**What is asked**: Update the records below by changing every "ELCH1_003" to "ELCH2_003" and leaving everything else as it is.

:: Dataset records

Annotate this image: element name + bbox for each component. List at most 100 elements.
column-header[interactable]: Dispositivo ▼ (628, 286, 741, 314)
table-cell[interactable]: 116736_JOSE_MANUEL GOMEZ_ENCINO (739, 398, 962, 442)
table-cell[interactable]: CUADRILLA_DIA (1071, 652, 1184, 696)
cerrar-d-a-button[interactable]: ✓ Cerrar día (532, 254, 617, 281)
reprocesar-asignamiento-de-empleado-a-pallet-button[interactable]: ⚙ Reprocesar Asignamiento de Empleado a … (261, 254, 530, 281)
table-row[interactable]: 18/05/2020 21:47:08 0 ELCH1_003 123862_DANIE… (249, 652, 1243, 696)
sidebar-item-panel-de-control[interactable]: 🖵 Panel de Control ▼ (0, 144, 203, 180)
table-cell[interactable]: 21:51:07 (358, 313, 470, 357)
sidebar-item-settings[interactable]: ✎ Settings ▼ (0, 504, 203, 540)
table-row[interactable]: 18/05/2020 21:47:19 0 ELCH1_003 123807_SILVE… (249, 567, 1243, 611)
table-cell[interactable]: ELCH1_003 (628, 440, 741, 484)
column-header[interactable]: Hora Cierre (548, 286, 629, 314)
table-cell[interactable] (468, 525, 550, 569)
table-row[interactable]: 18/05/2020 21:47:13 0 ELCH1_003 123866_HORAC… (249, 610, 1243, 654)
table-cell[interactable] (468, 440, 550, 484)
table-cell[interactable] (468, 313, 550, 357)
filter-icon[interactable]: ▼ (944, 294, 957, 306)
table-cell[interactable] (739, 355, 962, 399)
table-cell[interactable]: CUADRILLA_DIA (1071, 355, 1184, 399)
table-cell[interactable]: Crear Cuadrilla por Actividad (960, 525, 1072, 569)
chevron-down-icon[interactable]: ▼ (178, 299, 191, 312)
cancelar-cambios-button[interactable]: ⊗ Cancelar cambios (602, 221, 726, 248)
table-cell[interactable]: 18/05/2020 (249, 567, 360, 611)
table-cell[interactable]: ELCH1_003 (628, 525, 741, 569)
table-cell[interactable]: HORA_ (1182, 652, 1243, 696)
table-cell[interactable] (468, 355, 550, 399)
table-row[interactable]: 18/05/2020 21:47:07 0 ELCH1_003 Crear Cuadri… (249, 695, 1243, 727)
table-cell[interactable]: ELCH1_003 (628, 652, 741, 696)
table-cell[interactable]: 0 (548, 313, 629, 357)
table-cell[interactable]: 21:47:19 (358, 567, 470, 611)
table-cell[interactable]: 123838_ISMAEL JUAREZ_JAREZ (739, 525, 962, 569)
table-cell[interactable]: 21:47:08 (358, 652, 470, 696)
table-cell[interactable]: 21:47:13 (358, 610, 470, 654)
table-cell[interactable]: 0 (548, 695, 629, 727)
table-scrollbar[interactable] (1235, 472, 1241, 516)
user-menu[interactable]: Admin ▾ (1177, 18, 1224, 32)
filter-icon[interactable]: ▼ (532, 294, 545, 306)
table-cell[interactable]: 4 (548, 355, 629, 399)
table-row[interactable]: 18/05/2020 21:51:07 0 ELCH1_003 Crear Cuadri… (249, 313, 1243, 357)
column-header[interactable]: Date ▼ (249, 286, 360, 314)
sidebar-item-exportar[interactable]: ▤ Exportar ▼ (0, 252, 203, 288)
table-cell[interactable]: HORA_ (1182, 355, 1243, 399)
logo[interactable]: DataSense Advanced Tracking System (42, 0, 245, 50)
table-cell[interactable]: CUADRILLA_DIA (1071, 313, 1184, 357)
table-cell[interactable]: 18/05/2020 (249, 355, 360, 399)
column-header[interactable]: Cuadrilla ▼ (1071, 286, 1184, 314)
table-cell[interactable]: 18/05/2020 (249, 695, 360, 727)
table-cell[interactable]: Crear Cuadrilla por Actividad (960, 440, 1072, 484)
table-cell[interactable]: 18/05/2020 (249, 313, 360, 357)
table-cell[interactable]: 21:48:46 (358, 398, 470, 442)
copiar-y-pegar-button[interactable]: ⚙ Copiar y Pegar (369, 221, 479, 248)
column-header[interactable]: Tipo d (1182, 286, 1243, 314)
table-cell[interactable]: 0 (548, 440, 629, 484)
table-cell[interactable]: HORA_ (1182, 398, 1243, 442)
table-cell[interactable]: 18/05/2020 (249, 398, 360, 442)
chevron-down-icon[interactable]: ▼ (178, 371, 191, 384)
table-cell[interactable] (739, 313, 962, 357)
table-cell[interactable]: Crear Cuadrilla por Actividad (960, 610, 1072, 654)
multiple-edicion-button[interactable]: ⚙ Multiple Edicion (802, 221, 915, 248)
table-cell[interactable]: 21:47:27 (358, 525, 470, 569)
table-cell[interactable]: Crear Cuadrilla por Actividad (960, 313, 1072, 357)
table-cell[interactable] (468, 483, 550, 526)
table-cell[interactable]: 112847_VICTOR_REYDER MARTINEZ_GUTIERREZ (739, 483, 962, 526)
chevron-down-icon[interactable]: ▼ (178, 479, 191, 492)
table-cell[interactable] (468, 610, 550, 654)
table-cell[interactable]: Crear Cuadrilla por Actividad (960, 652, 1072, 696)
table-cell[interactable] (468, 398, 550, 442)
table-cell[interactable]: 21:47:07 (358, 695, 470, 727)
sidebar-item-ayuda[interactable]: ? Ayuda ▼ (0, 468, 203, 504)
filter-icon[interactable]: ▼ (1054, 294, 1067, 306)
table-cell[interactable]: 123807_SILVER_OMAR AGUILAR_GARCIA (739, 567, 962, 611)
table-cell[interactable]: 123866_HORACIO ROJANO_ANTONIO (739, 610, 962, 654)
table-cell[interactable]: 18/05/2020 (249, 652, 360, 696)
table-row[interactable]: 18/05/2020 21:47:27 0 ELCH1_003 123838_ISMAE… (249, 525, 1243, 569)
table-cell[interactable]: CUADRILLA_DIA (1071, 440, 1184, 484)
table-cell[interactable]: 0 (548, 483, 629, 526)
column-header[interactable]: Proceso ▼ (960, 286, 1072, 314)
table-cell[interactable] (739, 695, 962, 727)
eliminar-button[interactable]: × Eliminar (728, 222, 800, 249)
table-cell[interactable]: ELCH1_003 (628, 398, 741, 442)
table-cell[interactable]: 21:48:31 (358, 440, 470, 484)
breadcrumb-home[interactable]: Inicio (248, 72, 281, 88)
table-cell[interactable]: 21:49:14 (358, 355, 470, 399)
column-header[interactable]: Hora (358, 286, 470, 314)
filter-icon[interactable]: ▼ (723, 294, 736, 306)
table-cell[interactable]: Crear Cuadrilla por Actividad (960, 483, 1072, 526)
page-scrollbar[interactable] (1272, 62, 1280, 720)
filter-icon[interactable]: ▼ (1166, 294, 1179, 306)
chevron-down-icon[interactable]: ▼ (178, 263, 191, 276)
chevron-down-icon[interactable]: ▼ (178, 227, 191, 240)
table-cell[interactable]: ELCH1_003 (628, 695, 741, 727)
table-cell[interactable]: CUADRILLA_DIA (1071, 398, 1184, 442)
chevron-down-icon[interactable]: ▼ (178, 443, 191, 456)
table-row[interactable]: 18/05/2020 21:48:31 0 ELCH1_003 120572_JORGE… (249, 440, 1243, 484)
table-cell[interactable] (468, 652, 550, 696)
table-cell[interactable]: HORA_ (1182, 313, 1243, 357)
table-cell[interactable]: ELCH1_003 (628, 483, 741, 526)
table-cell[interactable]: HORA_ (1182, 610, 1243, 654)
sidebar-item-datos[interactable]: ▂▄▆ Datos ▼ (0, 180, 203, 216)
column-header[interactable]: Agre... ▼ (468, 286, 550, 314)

::::

**Answer to this task**:
Annotate this image: element name + bbox for each component. List at most 100 elements.
column-header[interactable]: Dispositivo ▼ (628, 286, 741, 314)
table-cell[interactable]: 116736_JOSE_MANUEL GOMEZ_ENCINO (739, 398, 962, 442)
table-cell[interactable]: CUADRILLA_DIA (1071, 652, 1184, 696)
cerrar-d-a-button[interactable]: ✓ Cerrar día (532, 254, 617, 281)
reprocesar-asignamiento-de-empleado-a-pallet-button[interactable]: ⚙ Reprocesar Asignamiento de Empleado a … (261, 254, 530, 281)
table-row[interactable]: 18/05/2020 21:47:08 0 ELCH2_003 123862_DANIE… (249, 652, 1243, 696)
sidebar-item-panel-de-control[interactable]: 🖵 Panel de Control ▼ (0, 144, 203, 180)
table-cell[interactable]: 21:51:07 (358, 313, 470, 357)
sidebar-item-settings[interactable]: ✎ Settings ▼ (0, 504, 203, 540)
table-row[interactable]: 18/05/2020 21:47:19 0 ELCH2_003 123807_SILVE… (249, 567, 1243, 611)
table-cell[interactable]: ELCH2_003 (628, 440, 741, 484)
column-header[interactable]: Hora Cierre (548, 286, 629, 314)
table-cell[interactable] (468, 525, 550, 569)
table-row[interactable]: 18/05/2020 21:47:13 0 ELCH2_003 123866_HORAC… (249, 610, 1243, 654)
table-cell[interactable] (468, 440, 550, 484)
table-cell[interactable] (468, 313, 550, 357)
filter-icon[interactable]: ▼ (944, 294, 957, 306)
table-cell[interactable] (739, 355, 962, 399)
table-cell[interactable]: CUADRILLA_DIA (1071, 355, 1184, 399)
table-cell[interactable]: Crear Cuadrilla por Actividad (960, 525, 1072, 569)
chevron-down-icon[interactable]: ▼ (178, 299, 191, 312)
cancelar-cambios-button[interactable]: ⊗ Cancelar cambios (602, 221, 726, 248)
table-cell[interactable]: 18/05/2020 (249, 567, 360, 611)
table-cell[interactable]: ELCH2_003 (628, 525, 741, 569)
table-cell[interactable]: HORA_ (1182, 652, 1243, 696)
table-cell[interactable] (468, 355, 550, 399)
table-row[interactable]: 18/05/2020 21:47:07 0 ELCH2_003 Crear Cuadri… (249, 695, 1243, 727)
table-cell[interactable]: ELCH2_003 (628, 652, 741, 696)
table-cell[interactable]: 0 (548, 313, 629, 357)
table-cell[interactable]: 21:47:19 (358, 567, 470, 611)
table-cell[interactable]: 123838_ISMAEL JUAREZ_JAREZ (739, 525, 962, 569)
table-cell[interactable]: 21:47:08 (358, 652, 470, 696)
table-cell[interactable]: 21:47:13 (358, 610, 470, 654)
table-cell[interactable]: 0 (548, 695, 629, 727)
table-scrollbar[interactable] (1235, 472, 1241, 516)
user-menu[interactable]: Admin ▾ (1177, 18, 1224, 32)
filter-icon[interactable]: ▼ (532, 294, 545, 306)
table-cell[interactable]: 4 (548, 355, 629, 399)
table-row[interactable]: 18/05/2020 21:51:07 0 ELCH2_003 Crear Cuadri… (249, 313, 1243, 357)
column-header[interactable]: Date ▼ (249, 286, 360, 314)
sidebar-item-exportar[interactable]: ▤ Exportar ▼ (0, 252, 203, 288)
table-cell[interactable]: HORA_ (1182, 355, 1243, 399)
logo[interactable]: DataSense Advanced Tracking System (42, 0, 245, 50)
table-cell[interactable]: CUADRILLA_DIA (1071, 313, 1184, 357)
table-cell[interactable]: 18/05/2020 (249, 355, 360, 399)
column-header[interactable]: Cuadrilla ▼ (1071, 286, 1184, 314)
table-cell[interactable]: 18/05/2020 (249, 695, 360, 727)
table-cell[interactable]: Crear Cuadrilla por Actividad (960, 440, 1072, 484)
table-cell[interactable]: 18/05/2020 (249, 313, 360, 357)
table-cell[interactable]: 21:48:46 (358, 398, 470, 442)
copiar-y-pegar-button[interactable]: ⚙ Copiar y Pegar (369, 221, 479, 248)
column-header[interactable]: Tipo d (1182, 286, 1243, 314)
table-cell[interactable]: 0 (548, 440, 629, 484)
table-cell[interactable]: HORA_ (1182, 398, 1243, 442)
table-cell[interactable]: 18/05/2020 (249, 398, 360, 442)
chevron-down-icon[interactable]: ▼ (178, 371, 191, 384)
table-cell[interactable] (739, 313, 962, 357)
table-cell[interactable]: Crear Cuadrilla por Actividad (960, 610, 1072, 654)
multiple-edicion-button[interactable]: ⚙ Multiple Edicion (802, 221, 915, 248)
table-cell[interactable]: 21:47:27 (358, 525, 470, 569)
table-cell[interactable]: Crear Cuadrilla por Actividad (960, 313, 1072, 357)
table-cell[interactable] (468, 483, 550, 526)
table-cell[interactable]: 112847_VICTOR_REYDER MARTINEZ_GUTIERREZ (739, 483, 962, 526)
chevron-down-icon[interactable]: ▼ (178, 479, 191, 492)
table-cell[interactable] (468, 610, 550, 654)
table-cell[interactable]: Crear Cuadrilla por Actividad (960, 652, 1072, 696)
table-cell[interactable] (468, 398, 550, 442)
table-cell[interactable]: 21:47:07 (358, 695, 470, 727)
sidebar-item-ayuda[interactable]: ? Ayuda ▼ (0, 468, 203, 504)
filter-icon[interactable]: ▼ (1054, 294, 1067, 306)
table-cell[interactable]: 123807_SILVER_OMAR AGUILAR_GARCIA (739, 567, 962, 611)
table-cell[interactable]: 123866_HORACIO ROJANO_ANTONIO (739, 610, 962, 654)
table-cell[interactable]: 18/05/2020 (249, 652, 360, 696)
table-row[interactable]: 18/05/2020 21:47:27 0 ELCH2_003 123838_ISMAE… (249, 525, 1243, 569)
table-cell[interactable]: CUADRILLA_DIA (1071, 440, 1184, 484)
table-cell[interactable]: 0 (548, 483, 629, 526)
column-header[interactable]: Proceso ▼ (960, 286, 1072, 314)
table-cell[interactable] (739, 695, 962, 727)
eliminar-button[interactable]: × Eliminar (728, 222, 800, 249)
table-cell[interactable]: ELCH2_003 (628, 398, 741, 442)
table-cell[interactable]: 21:48:31 (358, 440, 470, 484)
breadcrumb-home[interactable]: Inicio (248, 72, 281, 88)
table-cell[interactable]: 21:49:14 (358, 355, 470, 399)
column-header[interactable]: Hora (358, 286, 470, 314)
filter-icon[interactable]: ▼ (723, 294, 736, 306)
table-cell[interactable]: Crear Cuadrilla por Actividad (960, 483, 1072, 526)
page-scrollbar[interactable] (1272, 62, 1280, 720)
filter-icon[interactable]: ▼ (1166, 294, 1179, 306)
chevron-down-icon[interactable]: ▼ (178, 263, 191, 276)
chevron-down-icon[interactable]: ▼ (178, 227, 191, 240)
table-cell[interactable]: ELCH2_003 (628, 695, 741, 727)
table-cell[interactable]: CUADRILLA_DIA (1071, 398, 1184, 442)
chevron-down-icon[interactable]: ▼ (178, 443, 191, 456)
table-row[interactable]: 18/05/2020 21:48:31 0 ELCH2_003 120572_JORGE… (249, 440, 1243, 484)
table-cell[interactable] (468, 652, 550, 696)
table-cell[interactable]: HORA_ (1182, 313, 1243, 357)
table-cell[interactable]: ELCH2_003 (628, 483, 741, 526)
table-cell[interactable]: HORA_ (1182, 610, 1243, 654)
sidebar-item-datos[interactable]: ▂▄▆ Datos ▼ (0, 180, 203, 216)
column-header[interactable]: Agre... ▼ (468, 286, 550, 314)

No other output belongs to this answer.